(Available records):
---
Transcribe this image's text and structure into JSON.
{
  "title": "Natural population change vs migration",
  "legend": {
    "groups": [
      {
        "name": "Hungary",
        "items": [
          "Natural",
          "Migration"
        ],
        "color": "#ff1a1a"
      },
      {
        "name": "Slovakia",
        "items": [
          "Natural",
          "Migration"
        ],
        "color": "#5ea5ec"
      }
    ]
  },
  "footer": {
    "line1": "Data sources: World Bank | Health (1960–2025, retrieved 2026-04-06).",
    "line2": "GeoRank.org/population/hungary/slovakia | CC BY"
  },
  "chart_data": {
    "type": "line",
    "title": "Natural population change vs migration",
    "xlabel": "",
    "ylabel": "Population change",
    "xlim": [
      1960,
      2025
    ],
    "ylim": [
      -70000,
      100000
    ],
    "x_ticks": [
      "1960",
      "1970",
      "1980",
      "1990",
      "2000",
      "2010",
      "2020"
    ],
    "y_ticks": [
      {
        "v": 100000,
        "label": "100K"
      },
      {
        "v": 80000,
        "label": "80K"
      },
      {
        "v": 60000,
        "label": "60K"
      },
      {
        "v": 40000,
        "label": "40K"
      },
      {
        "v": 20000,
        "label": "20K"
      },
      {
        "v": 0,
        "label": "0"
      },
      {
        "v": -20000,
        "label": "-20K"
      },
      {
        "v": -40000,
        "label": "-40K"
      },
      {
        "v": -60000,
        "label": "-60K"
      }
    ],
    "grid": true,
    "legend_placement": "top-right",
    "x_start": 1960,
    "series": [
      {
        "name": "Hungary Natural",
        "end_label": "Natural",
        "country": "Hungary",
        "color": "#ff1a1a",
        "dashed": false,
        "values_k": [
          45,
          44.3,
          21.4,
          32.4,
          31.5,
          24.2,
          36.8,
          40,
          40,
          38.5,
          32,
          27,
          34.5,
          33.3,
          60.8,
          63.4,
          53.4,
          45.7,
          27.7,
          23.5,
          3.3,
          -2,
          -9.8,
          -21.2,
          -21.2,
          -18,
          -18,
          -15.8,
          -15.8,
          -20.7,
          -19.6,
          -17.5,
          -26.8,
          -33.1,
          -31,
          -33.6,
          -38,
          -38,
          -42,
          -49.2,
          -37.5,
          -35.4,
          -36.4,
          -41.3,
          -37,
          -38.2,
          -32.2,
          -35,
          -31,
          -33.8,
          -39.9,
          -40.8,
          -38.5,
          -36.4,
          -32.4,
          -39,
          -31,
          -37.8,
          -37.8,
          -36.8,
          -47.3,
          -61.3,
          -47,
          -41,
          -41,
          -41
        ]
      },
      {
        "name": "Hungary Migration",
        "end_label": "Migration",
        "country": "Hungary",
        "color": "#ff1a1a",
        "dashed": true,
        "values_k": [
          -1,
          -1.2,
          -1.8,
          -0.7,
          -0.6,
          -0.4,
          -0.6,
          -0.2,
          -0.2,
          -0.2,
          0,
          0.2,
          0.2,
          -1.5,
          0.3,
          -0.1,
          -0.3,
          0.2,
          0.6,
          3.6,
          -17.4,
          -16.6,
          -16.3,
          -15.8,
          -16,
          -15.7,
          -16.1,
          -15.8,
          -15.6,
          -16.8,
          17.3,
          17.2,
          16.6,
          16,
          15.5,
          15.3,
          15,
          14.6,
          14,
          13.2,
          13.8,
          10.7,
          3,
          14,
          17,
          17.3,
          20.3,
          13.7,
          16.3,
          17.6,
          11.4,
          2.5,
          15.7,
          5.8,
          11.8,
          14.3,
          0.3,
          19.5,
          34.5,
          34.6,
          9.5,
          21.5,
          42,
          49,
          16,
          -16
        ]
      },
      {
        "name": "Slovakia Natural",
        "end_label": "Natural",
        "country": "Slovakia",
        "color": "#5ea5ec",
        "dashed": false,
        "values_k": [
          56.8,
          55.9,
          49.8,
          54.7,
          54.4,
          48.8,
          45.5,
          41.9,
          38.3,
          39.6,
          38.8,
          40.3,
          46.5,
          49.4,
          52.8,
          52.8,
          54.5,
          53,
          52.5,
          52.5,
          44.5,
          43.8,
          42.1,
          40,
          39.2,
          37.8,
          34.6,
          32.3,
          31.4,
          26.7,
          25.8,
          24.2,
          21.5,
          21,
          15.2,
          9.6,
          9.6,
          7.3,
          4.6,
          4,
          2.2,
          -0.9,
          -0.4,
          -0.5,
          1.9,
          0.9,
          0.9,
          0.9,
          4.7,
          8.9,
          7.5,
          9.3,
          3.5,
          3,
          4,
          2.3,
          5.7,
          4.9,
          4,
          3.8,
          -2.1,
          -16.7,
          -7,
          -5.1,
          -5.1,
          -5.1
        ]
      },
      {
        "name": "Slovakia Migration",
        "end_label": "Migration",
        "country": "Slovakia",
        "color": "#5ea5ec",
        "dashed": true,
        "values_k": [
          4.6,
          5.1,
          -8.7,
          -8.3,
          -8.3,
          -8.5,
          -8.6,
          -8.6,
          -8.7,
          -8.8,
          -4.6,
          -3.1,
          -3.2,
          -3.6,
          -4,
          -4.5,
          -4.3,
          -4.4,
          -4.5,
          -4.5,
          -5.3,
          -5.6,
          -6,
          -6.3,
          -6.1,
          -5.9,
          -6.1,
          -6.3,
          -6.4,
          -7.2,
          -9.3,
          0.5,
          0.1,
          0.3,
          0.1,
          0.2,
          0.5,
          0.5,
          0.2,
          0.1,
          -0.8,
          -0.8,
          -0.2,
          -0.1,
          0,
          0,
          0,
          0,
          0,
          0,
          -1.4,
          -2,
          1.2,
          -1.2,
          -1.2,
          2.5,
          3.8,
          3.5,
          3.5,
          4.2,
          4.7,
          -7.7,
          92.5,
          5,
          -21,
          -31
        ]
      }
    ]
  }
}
---
(Required work): Extract all of the data above and output it character for character.

(Output):
Transcribe this image's text and structure into JSON.
{
  "title": "Natural population change vs migration",
  "legend": {
    "groups": [
      {
        "name": "Hungary",
        "items": [
          "Natural",
          "Migration"
        ],
        "color": "#ff1a1a"
      },
      {
        "name": "Slovakia",
        "items": [
          "Natural",
          "Migration"
        ],
        "color": "#5ea5ec"
      }
    ]
  },
  "footer": {
    "line1": "Data sources: World Bank | Health (1960–2025, retrieved 2026-04-06).",
    "line2": "GeoRank.org/population/hungary/slovakia | CC BY"
  },
  "chart_data": {
    "type": "line",
    "title": "Natural population change vs migration",
    "xlabel": "",
    "ylabel": "Population change",
    "xlim": [
      1960,
      2025
    ],
    "ylim": [
      -70000,
      100000
    ],
    "x_ticks": [
      "1960",
      "1970",
      "1980",
      "1990",
      "2000",
      "2010",
      "2020"
    ],
    "y_ticks": [
      {
        "v": 100000,
        "label": "100K"
      },
      {
        "v": 80000,
        "label": "80K"
      },
      {
        "v": 60000,
        "label": "60K"
      },
      {
        "v": 40000,
        "label": "40K"
      },
      {
        "v": 20000,
        "label": "20K"
      },
      {
        "v": 0,
        "label": "0"
      },
      {
        "v": -20000,
        "label": "-20K"
      },
      {
        "v": -40000,
        "label": "-40K"
      },
      {
        "v": -60000,
        "label": "-60K"
      }
    ],
    "grid": true,
    "legend_placement": "top-right",
    "x_start": 1960,
    "series": [
      {
        "name": "Hungary Natural",
        "end_label": "Natural",
        "country": "Hungary",
        "color": "#ff1a1a",
        "dashed": false,
        "values_k": [
          45,
          44.3,
          21.4,
          32.4,
          31.5,
          24.2,
          36.8,
          40,
          40,
          38.5,
          32,
          27,
          34.5,
          33.3,
          60.8,
          63.4,
          53.4,
          45.7,
          27.7,
          23.5,
          3.3,
          -2,
          -9.8,
          -21.2,
          -21.2,
          -18,
          -18,
          -15.8,
          -15.8,
          -20.7,
          -19.6,
          -17.5,
          -26.8,
          -33.1,
          -31,
          -33.6,
          -38,
          -38,
          -42,
          -49.2,
          -37.5,
          -35.4,
          -36.4,
          -41.3,
          -37,
          -38.2,
          -32.2,
          -35,
          -31,
          -33.8,
          -39.9,
          -40.8,
          -38.5,
          -36.4,
          -32.4,
          -39,
          -31,
          -37.8,
          -37.8,
          -36.8,
          -47.3,
          -61.3,
          -47,
          -41,
          -41,
          -41
        ]
      },
      {
        "name": "Hungary Migration",
        "end_label": "Migration",
        "country": "Hungary",
        "color": "#ff1a1a",
        "dashed": true,
        "values_k": [
          -1,
          -1.2,
          -1.8,
          -0.7,
          -0.6,
          -0.4,
          -0.6,
          -0.2,
          -0.2,
          -0.2,
          0,
          0.2,
          0.2,
          -1.5,
          0.3,
          -0.1,
          -0.3,
          0.2,
          0.6,
          3.6,
          -17.4,
          -16.6,
          -16.3,
          -15.8,
          -16,
          -15.7,
          -16.1,
          -15.8,
          -15.6,
          -16.8,
          17.3,
          17.2,
          16.6,
          16,
          15.5,
          15.3,
          15,
          14.6,
          14,
          13.2,
          13.8,
          10.7,
          3,
          14,
          17,
          17.3,
          20.3,
          13.7,
          16.3,
          17.6,
          11.4,
          2.5,
          15.7,
          5.8,
          11.8,
          14.3,
          0.3,
          19.5,
          34.5,
          34.6,
          9.5,
          21.5,
          42,
          49,
          16,
          -16
        ]
      },
      {
        "name": "Slovakia Natural",
        "end_label": "Natural",
        "country": "Slovakia",
        "color": "#5ea5ec",
        "dashed": false,
        "values_k": [
          56.8,
          55.9,
          49.8,
          54.7,
          54.4,
          48.8,
          45.5,
          41.9,
          38.3,
          39.6,
          38.8,
          40.3,
          46.5,
          49.4,
          52.8,
          52.8,
          54.5,
          53,
          52.5,
          52.5,
          44.5,
          43.8,
          42.1,
          40,
          39.2,
          37.8,
          34.6,
          32.3,
          31.4,
          26.7,
          25.8,
          24.2,
          21.5,
          21,
          15.2,
          9.6,
          9.6,
          7.3,
          4.6,
          4,
          2.2,
          -0.9,
          -0.4,
          -0.5,
          1.9,
          0.9,
          0.9,
          0.9,
          4.7,
          8.9,
          7.5,
          9.3,
          3.5,
          3,
          4,
          2.3,
          5.7,
          4.9,
          4,
          3.8,
          -2.1,
          -16.7,
          -7,
          -5.1,
          -5.1,
          -5.1
        ]
      },
      {
        "name": "Slovakia Migration",
        "end_label": "Migration",
        "country": "Slovakia",
        "color": "#5ea5ec",
        "dashed": true,
        "values_k": [
          4.6,
          5.1,
          -8.7,
          -8.3,
          -8.3,
          -8.5,
          -8.6,
          -8.6,
          -8.7,
          -8.8,
          -4.6,
          -3.1,
          -3.2,
          -3.6,
          -4,
          -4.5,
          -4.3,
          -4.4,
          -4.5,
          -4.5,
          -5.3,
          -5.6,
          -6,
          -6.3,
          -6.1,
          -5.9,
          -6.1,
          -6.3,
          -6.4,
          -7.2,
          -9.3,
          0.5,
          0.1,
          0.3,
          0.1,
          0.2,
          0.5,
          0.5,
          0.2,
          0.1,
          -0.8,
          -0.8,
          -0.2,
          -0.1,
          0,
          0,
          0,
          0,
          0,
          0,
          -1.4,
          -2,
          1.2,
          -1.2,
          -1.2,
          2.5,
          3.8,
          3.5,
          3.5,
          4.2,
          4.7,
          -7.7,
          92.5,
          5,
          -21,
          -31
        ]
      }
    ]
  }
}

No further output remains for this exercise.